**SHORT PROBLEM:** Find every line below that contains the word "farm" and copy it out.

**Stored records:**
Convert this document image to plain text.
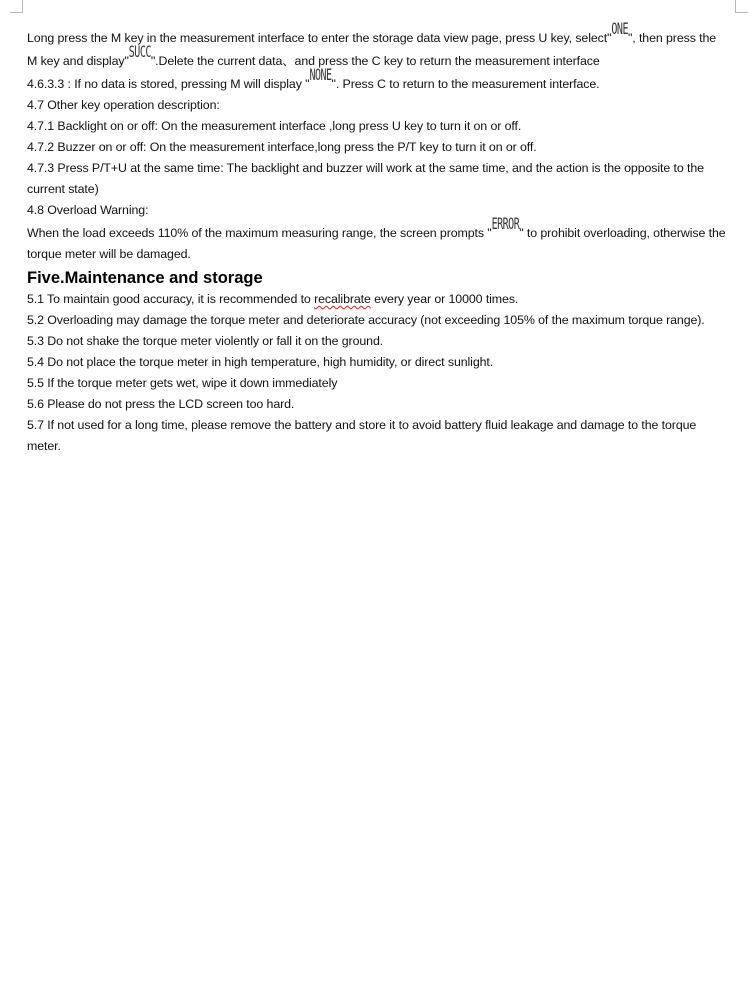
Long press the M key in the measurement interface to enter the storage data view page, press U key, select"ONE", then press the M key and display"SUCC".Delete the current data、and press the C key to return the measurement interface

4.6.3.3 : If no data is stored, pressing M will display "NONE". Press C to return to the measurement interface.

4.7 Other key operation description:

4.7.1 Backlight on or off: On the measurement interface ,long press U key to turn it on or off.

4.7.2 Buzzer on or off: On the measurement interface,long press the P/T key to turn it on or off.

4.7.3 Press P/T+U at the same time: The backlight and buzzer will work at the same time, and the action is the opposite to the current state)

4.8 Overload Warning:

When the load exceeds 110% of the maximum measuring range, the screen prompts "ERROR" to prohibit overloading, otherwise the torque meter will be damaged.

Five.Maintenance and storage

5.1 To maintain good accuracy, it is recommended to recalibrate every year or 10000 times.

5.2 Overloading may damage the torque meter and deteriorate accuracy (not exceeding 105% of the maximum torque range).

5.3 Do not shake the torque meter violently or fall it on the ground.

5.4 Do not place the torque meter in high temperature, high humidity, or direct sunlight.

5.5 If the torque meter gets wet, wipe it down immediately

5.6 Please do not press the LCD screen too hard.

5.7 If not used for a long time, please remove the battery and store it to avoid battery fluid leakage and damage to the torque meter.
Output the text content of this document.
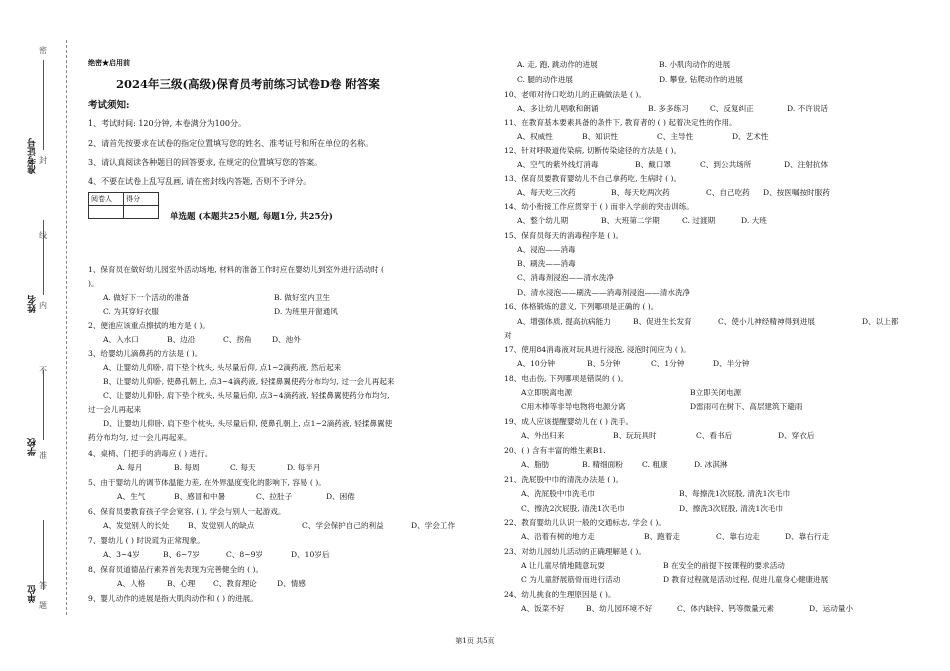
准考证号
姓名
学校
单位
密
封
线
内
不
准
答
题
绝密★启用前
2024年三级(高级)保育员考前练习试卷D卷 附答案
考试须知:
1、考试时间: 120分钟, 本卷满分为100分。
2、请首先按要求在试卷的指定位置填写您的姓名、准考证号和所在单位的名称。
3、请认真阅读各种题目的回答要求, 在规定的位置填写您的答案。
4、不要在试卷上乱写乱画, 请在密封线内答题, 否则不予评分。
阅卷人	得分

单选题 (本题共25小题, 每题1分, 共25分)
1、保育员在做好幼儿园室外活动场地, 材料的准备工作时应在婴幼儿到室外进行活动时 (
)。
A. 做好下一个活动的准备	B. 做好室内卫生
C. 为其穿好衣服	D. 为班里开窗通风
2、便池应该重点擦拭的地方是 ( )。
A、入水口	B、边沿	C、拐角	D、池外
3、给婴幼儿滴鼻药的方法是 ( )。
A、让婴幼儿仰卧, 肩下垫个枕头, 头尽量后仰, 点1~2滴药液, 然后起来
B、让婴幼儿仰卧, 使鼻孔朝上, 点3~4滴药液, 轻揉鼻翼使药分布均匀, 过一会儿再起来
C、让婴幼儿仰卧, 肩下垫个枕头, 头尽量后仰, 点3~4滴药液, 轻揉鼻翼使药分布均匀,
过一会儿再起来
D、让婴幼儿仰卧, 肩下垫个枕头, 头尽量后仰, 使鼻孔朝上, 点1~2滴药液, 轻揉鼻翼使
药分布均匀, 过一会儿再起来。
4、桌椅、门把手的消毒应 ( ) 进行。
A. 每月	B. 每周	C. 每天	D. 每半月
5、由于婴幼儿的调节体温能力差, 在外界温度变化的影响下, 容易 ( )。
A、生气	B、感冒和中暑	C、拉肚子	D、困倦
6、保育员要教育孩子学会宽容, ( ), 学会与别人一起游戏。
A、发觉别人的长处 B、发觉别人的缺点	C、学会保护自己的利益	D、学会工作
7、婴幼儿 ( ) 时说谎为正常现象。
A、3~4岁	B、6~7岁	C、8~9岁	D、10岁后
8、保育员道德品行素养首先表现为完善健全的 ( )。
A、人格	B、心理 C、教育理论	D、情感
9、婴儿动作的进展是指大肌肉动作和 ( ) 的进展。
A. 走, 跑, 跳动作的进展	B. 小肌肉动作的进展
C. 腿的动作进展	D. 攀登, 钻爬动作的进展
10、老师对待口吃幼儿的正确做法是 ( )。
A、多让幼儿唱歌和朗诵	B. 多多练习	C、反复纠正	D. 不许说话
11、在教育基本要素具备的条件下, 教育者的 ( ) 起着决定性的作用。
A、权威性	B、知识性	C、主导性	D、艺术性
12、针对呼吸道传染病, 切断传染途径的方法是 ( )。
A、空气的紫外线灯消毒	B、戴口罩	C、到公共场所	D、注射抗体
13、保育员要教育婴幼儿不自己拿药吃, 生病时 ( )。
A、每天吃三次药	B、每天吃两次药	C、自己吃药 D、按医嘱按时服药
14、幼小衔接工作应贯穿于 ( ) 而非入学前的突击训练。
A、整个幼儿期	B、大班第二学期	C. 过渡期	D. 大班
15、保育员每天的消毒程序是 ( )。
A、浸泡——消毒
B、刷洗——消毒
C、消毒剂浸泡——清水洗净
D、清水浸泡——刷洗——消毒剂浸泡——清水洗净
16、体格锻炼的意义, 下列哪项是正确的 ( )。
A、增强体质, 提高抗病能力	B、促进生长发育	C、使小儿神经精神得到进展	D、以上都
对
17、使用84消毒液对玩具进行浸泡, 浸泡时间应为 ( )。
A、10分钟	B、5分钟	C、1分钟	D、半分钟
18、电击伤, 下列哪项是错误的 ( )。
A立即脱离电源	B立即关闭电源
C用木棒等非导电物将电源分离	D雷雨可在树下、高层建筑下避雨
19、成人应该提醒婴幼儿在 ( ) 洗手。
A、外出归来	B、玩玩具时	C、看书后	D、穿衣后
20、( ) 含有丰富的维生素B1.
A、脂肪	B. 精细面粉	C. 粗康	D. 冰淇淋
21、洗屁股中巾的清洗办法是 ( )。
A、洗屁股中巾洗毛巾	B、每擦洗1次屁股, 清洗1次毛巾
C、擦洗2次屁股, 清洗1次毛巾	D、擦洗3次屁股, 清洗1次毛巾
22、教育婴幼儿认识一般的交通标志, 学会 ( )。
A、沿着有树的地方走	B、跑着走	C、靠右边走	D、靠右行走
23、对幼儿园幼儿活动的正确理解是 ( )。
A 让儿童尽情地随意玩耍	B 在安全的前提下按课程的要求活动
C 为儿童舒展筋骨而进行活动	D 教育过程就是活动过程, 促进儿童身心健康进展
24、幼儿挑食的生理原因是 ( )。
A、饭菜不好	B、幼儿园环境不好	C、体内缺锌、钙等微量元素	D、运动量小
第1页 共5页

...

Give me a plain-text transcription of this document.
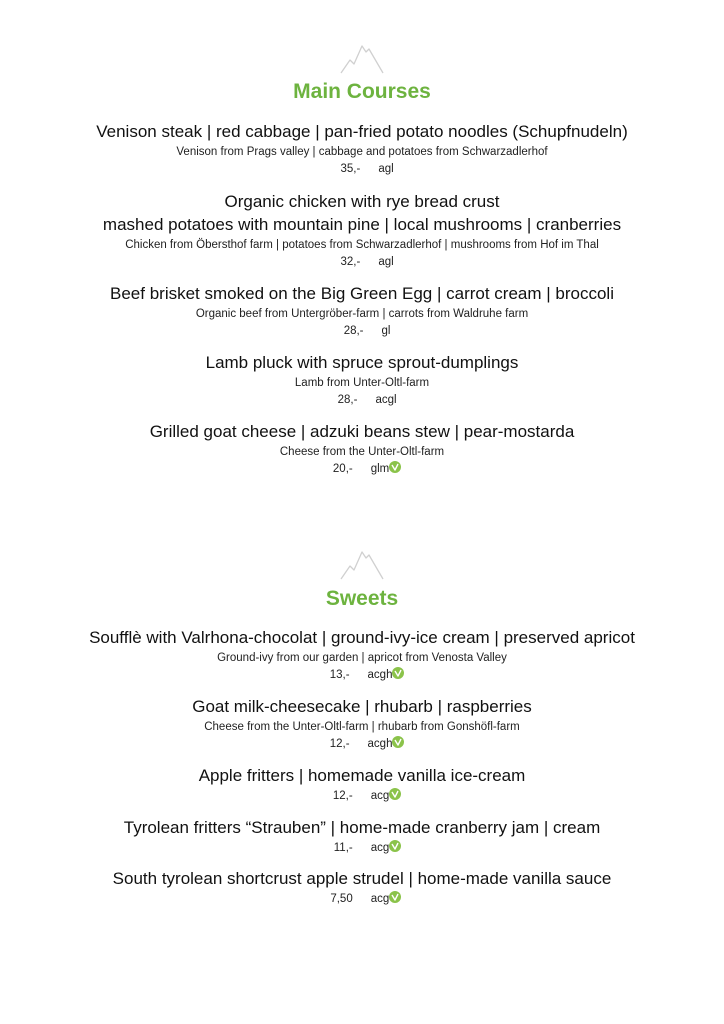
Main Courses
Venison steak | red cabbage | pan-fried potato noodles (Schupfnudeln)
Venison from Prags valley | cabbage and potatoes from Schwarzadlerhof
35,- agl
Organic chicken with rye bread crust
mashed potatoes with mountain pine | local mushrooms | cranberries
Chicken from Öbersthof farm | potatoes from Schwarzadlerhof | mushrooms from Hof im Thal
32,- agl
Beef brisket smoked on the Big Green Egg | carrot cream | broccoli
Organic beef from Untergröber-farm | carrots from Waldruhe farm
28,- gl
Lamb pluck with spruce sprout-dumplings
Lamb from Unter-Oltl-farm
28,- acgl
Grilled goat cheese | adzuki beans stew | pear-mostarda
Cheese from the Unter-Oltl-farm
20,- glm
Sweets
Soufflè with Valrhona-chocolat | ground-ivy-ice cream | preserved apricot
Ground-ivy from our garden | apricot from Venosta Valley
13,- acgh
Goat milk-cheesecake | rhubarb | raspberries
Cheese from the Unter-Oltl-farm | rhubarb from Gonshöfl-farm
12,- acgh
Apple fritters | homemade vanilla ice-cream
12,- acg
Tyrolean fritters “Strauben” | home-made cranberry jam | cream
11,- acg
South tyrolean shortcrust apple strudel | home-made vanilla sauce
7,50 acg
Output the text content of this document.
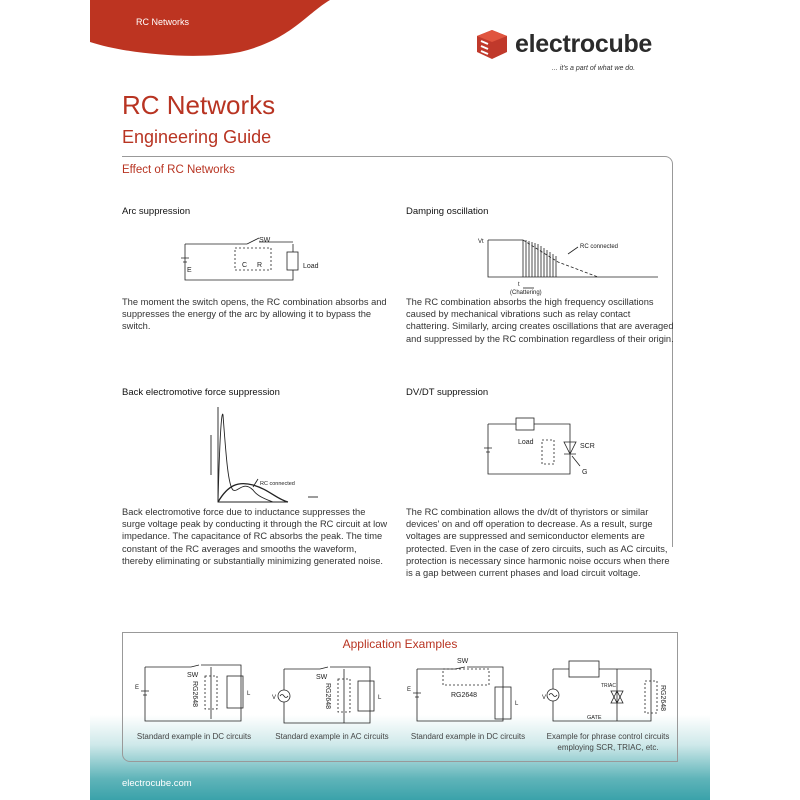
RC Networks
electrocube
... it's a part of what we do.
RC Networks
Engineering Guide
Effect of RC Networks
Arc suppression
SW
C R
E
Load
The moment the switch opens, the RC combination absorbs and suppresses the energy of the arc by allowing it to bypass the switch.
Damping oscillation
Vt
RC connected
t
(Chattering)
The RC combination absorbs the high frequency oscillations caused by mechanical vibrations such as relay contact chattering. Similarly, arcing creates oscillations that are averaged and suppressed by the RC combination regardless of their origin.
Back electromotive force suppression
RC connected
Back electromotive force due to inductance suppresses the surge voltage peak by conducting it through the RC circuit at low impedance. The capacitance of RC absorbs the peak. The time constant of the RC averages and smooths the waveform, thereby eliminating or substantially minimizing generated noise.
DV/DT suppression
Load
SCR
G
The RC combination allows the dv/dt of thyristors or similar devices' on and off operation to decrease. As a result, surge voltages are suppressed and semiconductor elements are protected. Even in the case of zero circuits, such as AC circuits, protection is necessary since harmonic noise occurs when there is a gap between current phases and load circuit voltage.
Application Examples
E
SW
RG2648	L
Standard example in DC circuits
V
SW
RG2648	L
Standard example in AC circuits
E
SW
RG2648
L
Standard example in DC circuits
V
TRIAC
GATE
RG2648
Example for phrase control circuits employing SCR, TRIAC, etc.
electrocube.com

**TASK SOLUTION:**
Chicken from Öbersthof farm | potatoes from Schwarzadlerhof | mushrooms from Hof im Thal
Organic beef from Untergröber-farm | carrots from Waldruhe farm
Lamb from Unter-Oltl-farm
Cheese from the Unter-Oltl-farm
Cheese from the Unter-Oltl-farm | rhubarb from Gonshöfl-farm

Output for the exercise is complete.